• _Required work_:
Copy down every line where the string "color" shows up.

• _Input for this task_:
········
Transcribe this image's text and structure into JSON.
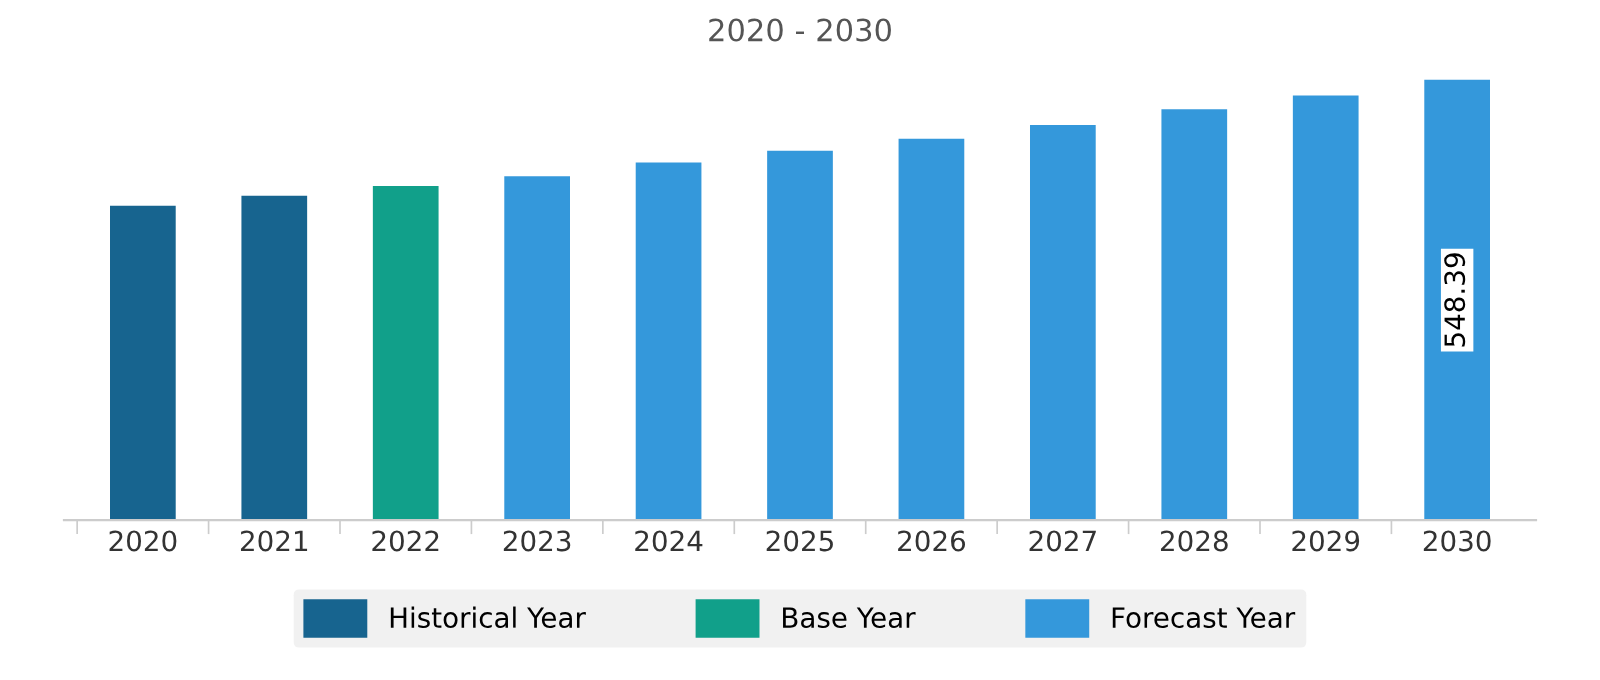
{
  "chart_data": {
    "type": "bar",
    "title": "2020 - 2030",
    "categories": [
      "2020",
      "2021",
      "2022",
      "2023",
      "2024",
      "2025",
      "2026",
      "2027",
      "2028",
      "2029",
      "2030"
    ],
    "stacked": true,
    "series": [
      {
        "name": "Historical Year",
        "color": "#17648f",
        "values": [
          391.7,
          403.9,
          null,
          null,
          null,
          null,
          null,
          null,
          null,
          null,
          null
        ],
        "value_labels": [
          null,
          null,
          null,
          null,
          null,
          null,
          null,
          null,
          null,
          null,
          null
        ]
      },
      {
        "name": "Base Year",
        "color": "#11a08a",
        "values": [
          null,
          null,
          416.2,
          null,
          null,
          null,
          null,
          null,
          null,
          null,
          null
        ],
        "value_labels": [
          null,
          null,
          null,
          null,
          null,
          null,
          null,
          null,
          null,
          null,
          null
        ]
      },
      {
        "name": "Forecast Year",
        "color": "#3498db",
        "values": [
          null,
          null,
          null,
          428.4,
          445.5,
          460.2,
          474.9,
          492.1,
          511.6,
          528.8,
          548.39
        ],
        "value_labels": [
          null,
          null,
          null,
          null,
          null,
          null,
          null,
          null,
          null,
          null,
          "548.39"
        ]
      }
    ],
    "legend": "bottom",
    "grid": false
  }
}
········
• _Answer_:
        "color": "#17648f",
        "color": "#11a08a",
        "color": "#3498db",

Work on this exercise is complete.